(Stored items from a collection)
========================================================================

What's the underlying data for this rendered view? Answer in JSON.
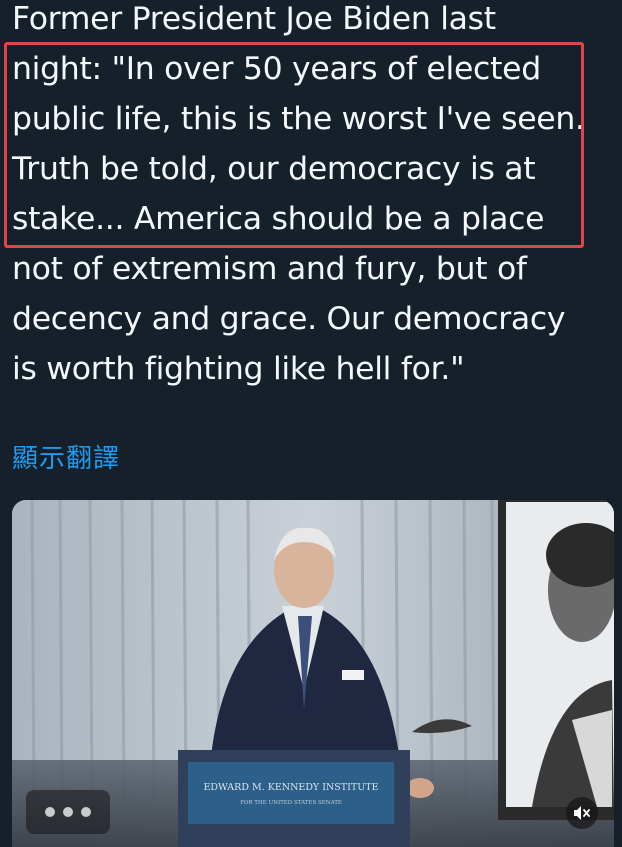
{
  "tweet": {
    "lines": [
      "Former President Joe Biden last",
      "night: \"In over 50 years of elected",
      "public life, this is the worst I've seen.",
      "Truth be told, our democracy is at",
      "stake... America should be a place",
      "not of extremism and fury, but of",
      "decency and grace. Our democracy",
      "is worth fighting like hell for.\""
    ],
    "translate_label": "顯示翻譯"
  },
  "media": {
    "podium_sign_line1": "EDWARD M. KENNEDY INSTITUTE",
    "podium_sign_line2": "FOR THE UNITED STATES SENATE",
    "mute_icon": "speaker-muted-icon",
    "gif_icon": "gif-dots-icon"
  },
  "colors": {
    "background": "#15202b",
    "text": "#f5f8fa",
    "link": "#1d9bf0",
    "highlight": "#e0454a"
  }
}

========================================================================

Copy the records exactly as they appear, excluding images.

_Answer for this exercise:_
What's the underlying data for this rendered view? Answer in JSON.
{
  "tweet": {
    "lines": [
      "Former President Joe Biden last",
      "night: \"In over 50 years of elected",
      "public life, this is the worst I've seen.",
      "Truth be told, our democracy is at",
      "stake... America should be a place",
      "not of extremism and fury, but of",
      "decency and grace. Our democracy",
      "is worth fighting like hell for.\""
    ],
    "translate_label": "顯示翻譯"
  },
  "media": {
    "podium_sign_line1": "EDWARD M. KENNEDY INSTITUTE",
    "podium_sign_line2": "FOR THE UNITED STATES SENATE",
    "mute_icon": "speaker-muted-icon",
    "gif_icon": "gif-dots-icon"
  },
  "colors": {
    "background": "#15202b",
    "text": "#f5f8fa",
    "link": "#1d9bf0",
    "highlight": "#e0454a"
  }
}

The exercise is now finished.